(Beginning of Records for processing)

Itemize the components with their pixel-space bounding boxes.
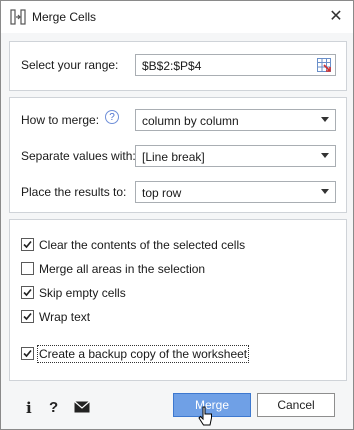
place-results-dropdown[interactable]: top row xyxy=(135,181,336,203)
place-results-label: Place the results to: xyxy=(21,185,127,199)
checkbox[interactable] xyxy=(21,347,34,360)
how-to-merge-label: How to merge: xyxy=(21,113,100,127)
checkbox[interactable] xyxy=(21,262,34,275)
separator-dropdown[interactable]: [Line break] xyxy=(135,145,336,167)
title-bar: Merge Cells ✕ xyxy=(1,1,353,33)
range-select-icon[interactable] xyxy=(317,58,331,72)
range-input[interactable]: $B$2:$P$4 xyxy=(135,54,336,76)
merge-settings-group: How to merge: ? column by column Separat… xyxy=(9,97,347,213)
place-results-value: top row xyxy=(142,186,182,200)
options-group: Clear the contents of the selected cells… xyxy=(9,219,347,381)
checkbox[interactable] xyxy=(21,286,34,299)
info-icon[interactable]: i xyxy=(26,399,32,417)
how-to-merge-dropdown[interactable]: column by column xyxy=(135,109,336,131)
range-group: Select your range: $B$2:$P$4 xyxy=(9,41,347,91)
range-label: Select your range: xyxy=(21,58,119,72)
separator-label: Separate values with: xyxy=(21,149,136,163)
checkbox[interactable] xyxy=(21,310,34,323)
option-label: Merge all areas in the selection xyxy=(39,262,206,276)
merge-cells-dialog: Merge Cells ✕ Select your range: $B$2:$P… xyxy=(0,0,354,430)
option-label: Wrap text xyxy=(39,310,91,324)
dialog-title: Merge Cells xyxy=(32,10,97,24)
mail-icon[interactable] xyxy=(74,401,90,413)
close-icon: ✕ xyxy=(329,8,343,25)
option-label: Skip empty cells xyxy=(39,286,126,300)
range-value: $B$2:$P$4 xyxy=(142,59,202,73)
chevron-down-icon xyxy=(321,117,329,122)
help-icon[interactable]: ? xyxy=(105,110,119,124)
option-label: Create a backup copy of the worksheet xyxy=(36,345,250,363)
chevron-down-icon xyxy=(321,189,329,194)
mouse-cursor-icon xyxy=(198,406,212,426)
chevron-down-icon xyxy=(321,153,329,158)
close-button[interactable]: ✕ xyxy=(327,8,345,26)
option-label: Clear the contents of the selected cells xyxy=(39,238,246,252)
question-icon[interactable]: ? xyxy=(49,399,58,416)
merge-cells-icon xyxy=(10,9,26,25)
separator-value: [Line break] xyxy=(142,150,205,164)
cancel-button[interactable]: Cancel xyxy=(257,393,335,417)
checkbox[interactable] xyxy=(21,238,34,251)
how-to-merge-value: column by column xyxy=(142,114,239,128)
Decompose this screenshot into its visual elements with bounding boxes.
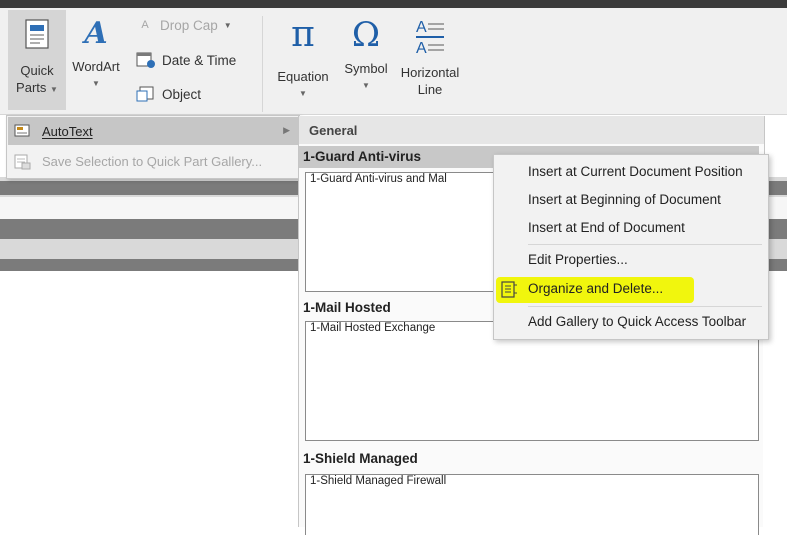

(End of Records for processing)

**Your assignment:**
Without the pictures, retype each line of the records above exactly.

**Reply:**
Itemize the components with their pixel-space bounding boxes.
place-results-dropdown[interactable]: top row xyxy=(135,181,336,203)
place-results-label: Place the results to: xyxy=(21,185,127,199)
checkbox[interactable] xyxy=(21,347,34,360)
how-to-merge-label: How to merge: xyxy=(21,113,100,127)
checkbox[interactable] xyxy=(21,262,34,275)
separator-dropdown[interactable]: [Line break] xyxy=(135,145,336,167)
title-bar: Merge Cells ✕ xyxy=(1,1,353,33)
range-select-icon[interactable] xyxy=(317,58,331,72)
range-input[interactable]: $B$2:$P$4 xyxy=(135,54,336,76)
merge-settings-group: How to merge: ? column by column Separat… xyxy=(9,97,347,213)
place-results-value: top row xyxy=(142,186,182,200)
options-group: Clear the contents of the selected cells… xyxy=(9,219,347,381)
checkbox[interactable] xyxy=(21,286,34,299)
info-icon[interactable]: i xyxy=(26,399,32,417)
how-to-merge-dropdown[interactable]: column by column xyxy=(135,109,336,131)
range-group: Select your range: $B$2:$P$4 xyxy=(9,41,347,91)
range-label: Select your range: xyxy=(21,58,119,72)
separator-label: Separate values with: xyxy=(21,149,136,163)
checkbox[interactable] xyxy=(21,310,34,323)
option-label: Merge all areas in the selection xyxy=(39,262,206,276)
merge-cells-dialog: Merge Cells ✕ Select your range: $B$2:$P… xyxy=(0,0,354,430)
option-label: Wrap text xyxy=(39,310,91,324)
dialog-title: Merge Cells xyxy=(32,10,97,24)
mail-icon[interactable] xyxy=(74,401,90,413)
close-icon: ✕ xyxy=(329,8,343,25)
option-label: Skip empty cells xyxy=(39,286,126,300)
range-value: $B$2:$P$4 xyxy=(142,59,202,73)
chevron-down-icon xyxy=(321,117,329,122)
help-icon[interactable]: ? xyxy=(105,110,119,124)
option-label: Create a backup copy of the worksheet xyxy=(36,345,250,363)
chevron-down-icon xyxy=(321,189,329,194)
mouse-cursor-icon xyxy=(198,406,212,426)
chevron-down-icon xyxy=(321,153,329,158)
close-button[interactable]: ✕ xyxy=(327,8,345,26)
option-label: Clear the contents of the selected cells xyxy=(39,238,246,252)
question-icon[interactable]: ? xyxy=(49,399,58,416)
merge-cells-icon xyxy=(10,9,26,25)
separator-value: [Line break] xyxy=(142,150,205,164)
cancel-button[interactable]: Cancel xyxy=(257,393,335,417)
checkbox[interactable] xyxy=(21,238,34,251)
how-to-merge-value: column by column xyxy=(142,114,239,128)
Decompose this screenshot into its visual elements with bounding boxes.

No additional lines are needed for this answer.